SHORT PROBLEM:
Print the data exactly as it is given, please.

EXTRACTED RECORDS:
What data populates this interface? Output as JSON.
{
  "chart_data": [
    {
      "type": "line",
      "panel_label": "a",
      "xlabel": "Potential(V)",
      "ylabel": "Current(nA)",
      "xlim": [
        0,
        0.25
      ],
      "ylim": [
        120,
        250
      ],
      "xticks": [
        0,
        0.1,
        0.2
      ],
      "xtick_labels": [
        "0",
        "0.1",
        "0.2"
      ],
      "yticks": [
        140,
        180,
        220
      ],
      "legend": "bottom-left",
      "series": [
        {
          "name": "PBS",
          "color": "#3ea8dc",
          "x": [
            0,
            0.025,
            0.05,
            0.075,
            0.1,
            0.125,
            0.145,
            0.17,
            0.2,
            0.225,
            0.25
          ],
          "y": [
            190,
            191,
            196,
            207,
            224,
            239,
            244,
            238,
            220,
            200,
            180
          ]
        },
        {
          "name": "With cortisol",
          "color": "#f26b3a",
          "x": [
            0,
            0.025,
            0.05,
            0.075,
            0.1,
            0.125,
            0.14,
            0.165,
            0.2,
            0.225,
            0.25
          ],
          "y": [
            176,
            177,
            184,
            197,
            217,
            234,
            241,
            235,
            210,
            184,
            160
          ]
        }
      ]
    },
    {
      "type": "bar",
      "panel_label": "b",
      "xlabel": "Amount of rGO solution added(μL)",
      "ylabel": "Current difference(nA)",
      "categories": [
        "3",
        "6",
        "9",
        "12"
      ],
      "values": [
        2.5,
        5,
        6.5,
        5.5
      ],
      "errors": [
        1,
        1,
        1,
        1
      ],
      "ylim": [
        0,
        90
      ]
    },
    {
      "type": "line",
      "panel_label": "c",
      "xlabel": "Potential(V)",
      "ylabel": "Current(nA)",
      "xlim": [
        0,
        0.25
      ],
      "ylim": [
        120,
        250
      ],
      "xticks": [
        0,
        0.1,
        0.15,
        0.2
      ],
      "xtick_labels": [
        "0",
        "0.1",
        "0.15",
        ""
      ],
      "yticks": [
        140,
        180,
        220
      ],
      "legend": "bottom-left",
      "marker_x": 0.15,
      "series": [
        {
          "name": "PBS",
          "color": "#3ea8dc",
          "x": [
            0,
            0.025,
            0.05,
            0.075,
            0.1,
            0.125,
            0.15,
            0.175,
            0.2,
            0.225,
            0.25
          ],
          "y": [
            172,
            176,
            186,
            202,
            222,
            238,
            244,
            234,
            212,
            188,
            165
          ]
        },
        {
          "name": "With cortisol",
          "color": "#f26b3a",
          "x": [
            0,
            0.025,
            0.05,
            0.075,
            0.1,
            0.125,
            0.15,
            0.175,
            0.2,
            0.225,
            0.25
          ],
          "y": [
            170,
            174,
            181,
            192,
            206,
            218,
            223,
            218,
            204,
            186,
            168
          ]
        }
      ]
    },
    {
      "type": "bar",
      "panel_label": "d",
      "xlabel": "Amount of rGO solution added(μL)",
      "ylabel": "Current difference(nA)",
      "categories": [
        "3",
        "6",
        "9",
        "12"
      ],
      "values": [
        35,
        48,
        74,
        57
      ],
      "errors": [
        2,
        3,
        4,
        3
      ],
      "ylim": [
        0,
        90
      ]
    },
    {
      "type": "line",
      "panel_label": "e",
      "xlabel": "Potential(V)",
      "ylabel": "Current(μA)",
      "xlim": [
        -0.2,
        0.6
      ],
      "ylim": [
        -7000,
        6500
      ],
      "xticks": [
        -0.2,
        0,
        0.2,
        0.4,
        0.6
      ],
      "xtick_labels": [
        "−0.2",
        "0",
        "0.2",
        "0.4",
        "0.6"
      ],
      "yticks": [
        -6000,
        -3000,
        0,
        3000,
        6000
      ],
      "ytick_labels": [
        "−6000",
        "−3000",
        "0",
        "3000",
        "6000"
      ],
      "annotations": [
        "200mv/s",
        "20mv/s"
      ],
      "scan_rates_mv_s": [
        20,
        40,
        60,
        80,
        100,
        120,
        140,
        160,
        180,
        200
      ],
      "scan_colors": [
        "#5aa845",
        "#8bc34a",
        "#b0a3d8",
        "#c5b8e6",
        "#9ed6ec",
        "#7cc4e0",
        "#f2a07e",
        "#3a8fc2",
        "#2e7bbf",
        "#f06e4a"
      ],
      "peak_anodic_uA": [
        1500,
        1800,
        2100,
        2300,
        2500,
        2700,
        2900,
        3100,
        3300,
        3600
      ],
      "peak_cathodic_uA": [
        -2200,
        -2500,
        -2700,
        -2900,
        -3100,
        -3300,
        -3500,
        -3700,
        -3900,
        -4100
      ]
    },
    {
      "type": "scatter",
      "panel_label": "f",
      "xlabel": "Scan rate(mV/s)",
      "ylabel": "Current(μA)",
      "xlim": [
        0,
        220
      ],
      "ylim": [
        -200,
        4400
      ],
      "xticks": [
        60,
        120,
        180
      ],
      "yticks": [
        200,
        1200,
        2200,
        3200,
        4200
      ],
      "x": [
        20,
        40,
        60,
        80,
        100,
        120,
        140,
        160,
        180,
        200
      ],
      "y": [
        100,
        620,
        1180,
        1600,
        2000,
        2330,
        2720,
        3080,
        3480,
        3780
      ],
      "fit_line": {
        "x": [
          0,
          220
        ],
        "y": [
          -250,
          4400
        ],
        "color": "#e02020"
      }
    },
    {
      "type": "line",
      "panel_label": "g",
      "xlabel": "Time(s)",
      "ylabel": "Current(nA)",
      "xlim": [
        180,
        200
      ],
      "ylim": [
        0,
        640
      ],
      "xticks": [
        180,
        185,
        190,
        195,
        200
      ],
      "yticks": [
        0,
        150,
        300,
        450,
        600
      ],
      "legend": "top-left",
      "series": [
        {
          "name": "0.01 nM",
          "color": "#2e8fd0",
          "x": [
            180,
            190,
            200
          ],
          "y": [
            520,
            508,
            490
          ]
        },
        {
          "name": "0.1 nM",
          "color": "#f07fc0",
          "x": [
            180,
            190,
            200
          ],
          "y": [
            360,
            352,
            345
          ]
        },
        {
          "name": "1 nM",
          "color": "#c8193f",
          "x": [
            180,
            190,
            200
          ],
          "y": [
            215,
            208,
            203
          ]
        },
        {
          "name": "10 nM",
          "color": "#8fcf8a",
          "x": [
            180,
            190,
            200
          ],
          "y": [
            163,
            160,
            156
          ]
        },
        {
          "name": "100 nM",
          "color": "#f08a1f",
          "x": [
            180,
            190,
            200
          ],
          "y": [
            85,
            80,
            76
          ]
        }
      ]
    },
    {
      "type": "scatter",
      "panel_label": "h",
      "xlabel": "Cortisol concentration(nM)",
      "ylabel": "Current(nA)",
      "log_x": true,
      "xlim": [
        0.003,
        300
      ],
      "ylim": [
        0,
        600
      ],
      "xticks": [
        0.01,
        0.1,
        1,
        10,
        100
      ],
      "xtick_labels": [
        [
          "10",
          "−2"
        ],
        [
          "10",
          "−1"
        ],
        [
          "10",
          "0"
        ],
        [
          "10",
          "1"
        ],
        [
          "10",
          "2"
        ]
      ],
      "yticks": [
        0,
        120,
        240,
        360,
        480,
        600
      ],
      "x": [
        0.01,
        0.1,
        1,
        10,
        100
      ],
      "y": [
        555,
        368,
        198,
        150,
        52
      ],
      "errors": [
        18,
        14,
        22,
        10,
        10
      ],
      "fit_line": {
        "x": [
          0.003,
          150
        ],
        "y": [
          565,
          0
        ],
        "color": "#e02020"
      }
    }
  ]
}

WRITTEN RESPONSE:
What data populates this interface? Output as JSON.
{
  "chart_data": [
    {
      "type": "line",
      "panel_label": "a",
      "xlabel": "Potential(V)",
      "ylabel": "Current(nA)",
      "xlim": [
        0,
        0.25
      ],
      "ylim": [
        120,
        250
      ],
      "xticks": [
        0,
        0.1,
        0.2
      ],
      "xtick_labels": [
        "0",
        "0.1",
        "0.2"
      ],
      "yticks": [
        140,
        180,
        220
      ],
      "legend": "bottom-left",
      "series": [
        {
          "name": "PBS",
          "color": "#3ea8dc",
          "x": [
            0,
            0.025,
            0.05,
            0.075,
            0.1,
            0.125,
            0.145,
            0.17,
            0.2,
            0.225,
            0.25
          ],
          "y": [
            190,
            191,
            196,
            207,
            224,
            239,
            244,
            238,
            220,
            200,
            180
          ]
        },
        {
          "name": "With cortisol",
          "color": "#f26b3a",
          "x": [
            0,
            0.025,
            0.05,
            0.075,
            0.1,
            0.125,
            0.14,
            0.165,
            0.2,
            0.225,
            0.25
          ],
          "y": [
            176,
            177,
            184,
            197,
            217,
            234,
            241,
            235,
            210,
            184,
            160
          ]
        }
      ]
    },
    {
      "type": "bar",
      "panel_label": "b",
      "xlabel": "Amount of rGO solution added(μL)",
      "ylabel": "Current difference(nA)",
      "categories": [
        "3",
        "6",
        "9",
        "12"
      ],
      "values": [
        2.5,
        5,
        6.5,
        5.5
      ],
      "errors": [
        1,
        1,
        1,
        1
      ],
      "ylim": [
        0,
        90
      ]
    },
    {
      "type": "line",
      "panel_label": "c",
      "xlabel": "Potential(V)",
      "ylabel": "Current(nA)",
      "xlim": [
        0,
        0.25
      ],
      "ylim": [
        120,
        250
      ],
      "xticks": [
        0,
        0.1,
        0.15,
        0.2
      ],
      "xtick_labels": [
        "0",
        "0.1",
        "0.15",
        ""
      ],
      "yticks": [
        140,
        180,
        220
      ],
      "legend": "bottom-left",
      "marker_x": 0.15,
      "series": [
        {
          "name": "PBS",
          "color": "#3ea8dc",
          "x": [
            0,
            0.025,
            0.05,
            0.075,
            0.1,
            0.125,
            0.15,
            0.175,
            0.2,
            0.225,
            0.25
          ],
          "y": [
            172,
            176,
            186,
            202,
            222,
            238,
            244,
            234,
            212,
            188,
            165
          ]
        },
        {
          "name": "With cortisol",
          "color": "#f26b3a",
          "x": [
            0,
            0.025,
            0.05,
            0.075,
            0.1,
            0.125,
            0.15,
            0.175,
            0.2,
            0.225,
            0.25
          ],
          "y": [
            170,
            174,
            181,
            192,
            206,
            218,
            223,
            218,
            204,
            186,
            168
          ]
        }
      ]
    },
    {
      "type": "bar",
      "panel_label": "d",
      "xlabel": "Amount of rGO solution added(μL)",
      "ylabel": "Current difference(nA)",
      "categories": [
        "3",
        "6",
        "9",
        "12"
      ],
      "values": [
        35,
        48,
        74,
        57
      ],
      "errors": [
        2,
        3,
        4,
        3
      ],
      "ylim": [
        0,
        90
      ]
    },
    {
      "type": "line",
      "panel_label": "e",
      "xlabel": "Potential(V)",
      "ylabel": "Current(μA)",
      "xlim": [
        -0.2,
        0.6
      ],
      "ylim": [
        -7000,
        6500
      ],
      "xticks": [
        -0.2,
        0,
        0.2,
        0.4,
        0.6
      ],
      "xtick_labels": [
        "−0.2",
        "0",
        "0.2",
        "0.4",
        "0.6"
      ],
      "yticks": [
        -6000,
        -3000,
        0,
        3000,
        6000
      ],
      "ytick_labels": [
        "−6000",
        "−3000",
        "0",
        "3000",
        "6000"
      ],
      "annotations": [
        "200mv/s",
        "20mv/s"
      ],
      "scan_rates_mv_s": [
        20,
        40,
        60,
        80,
        100,
        120,
        140,
        160,
        180,
        200
      ],
      "scan_colors": [
        "#5aa845",
        "#8bc34a",
        "#b0a3d8",
        "#c5b8e6",
        "#9ed6ec",
        "#7cc4e0",
        "#f2a07e",
        "#3a8fc2",
        "#2e7bbf",
        "#f06e4a"
      ],
      "peak_anodic_uA": [
        1500,
        1800,
        2100,
        2300,
        2500,
        2700,
        2900,
        3100,
        3300,
        3600
      ],
      "peak_cathodic_uA": [
        -2200,
        -2500,
        -2700,
        -2900,
        -3100,
        -3300,
        -3500,
        -3700,
        -3900,
        -4100
      ]
    },
    {
      "type": "scatter",
      "panel_label": "f",
      "xlabel": "Scan rate(mV/s)",
      "ylabel": "Current(μA)",
      "xlim": [
        0,
        220
      ],
      "ylim": [
        -200,
        4400
      ],
      "xticks": [
        60,
        120,
        180
      ],
      "yticks": [
        200,
        1200,
        2200,
        3200,
        4200
      ],
      "x": [
        20,
        40,
        60,
        80,
        100,
        120,
        140,
        160,
        180,
        200
      ],
      "y": [
        100,
        620,
        1180,
        1600,
        2000,
        2330,
        2720,
        3080,
        3480,
        3780
      ],
      "fit_line": {
        "x": [
          0,
          220
        ],
        "y": [
          -250,
          4400
        ],
        "color": "#e02020"
      }
    },
    {
      "type": "line",
      "panel_label": "g",
      "xlabel": "Time(s)",
      "ylabel": "Current(nA)",
      "xlim": [
        180,
        200
      ],
      "ylim": [
        0,
        640
      ],
      "xticks": [
        180,
        185,
        190,
        195,
        200
      ],
      "yticks": [
        0,
        150,
        300,
        450,
        600
      ],
      "legend": "top-left",
      "series": [
        {
          "name": "0.01 nM",
          "color": "#2e8fd0",
          "x": [
            180,
            190,
            200
          ],
          "y": [
            520,
            508,
            490
          ]
        },
        {
          "name": "0.1 nM",
          "color": "#f07fc0",
          "x": [
            180,
            190,
            200
          ],
          "y": [
            360,
            352,
            345
          ]
        },
        {
          "name": "1 nM",
          "color": "#c8193f",
          "x": [
            180,
            190,
            200
          ],
          "y": [
            215,
            208,
            203
          ]
        },
        {
          "name": "10 nM",
          "color": "#8fcf8a",
          "x": [
            180,
            190,
            200
          ],
          "y": [
            163,
            160,
            156
          ]
        },
        {
          "name": "100 nM",
          "color": "#f08a1f",
          "x": [
            180,
            190,
            200
          ],
          "y": [
            85,
            80,
            76
          ]
        }
      ]
    },
    {
      "type": "scatter",
      "panel_label": "h",
      "xlabel": "Cortisol concentration(nM)",
      "ylabel": "Current(nA)",
      "log_x": true,
      "xlim": [
        0.003,
        300
      ],
      "ylim": [
        0,
        600
      ],
      "xticks": [
        0.01,
        0.1,
        1,
        10,
        100
      ],
      "xtick_labels": [
        [
          "10",
          "−2"
        ],
        [
          "10",
          "−1"
        ],
        [
          "10",
          "0"
        ],
        [
          "10",
          "1"
        ],
        [
          "10",
          "2"
        ]
      ],
      "yticks": [
        0,
        120,
        240,
        360,
        480,
        600
      ],
      "x": [
        0.01,
        0.1,
        1,
        10,
        100
      ],
      "y": [
        555,
        368,
        198,
        150,
        52
      ],
      "errors": [
        18,
        14,
        22,
        10,
        10
      ],
      "fit_line": {
        "x": [
          0.003,
          150
        ],
        "y": [
          565,
          0
        ],
        "color": "#e02020"
      }
    }
  ]
}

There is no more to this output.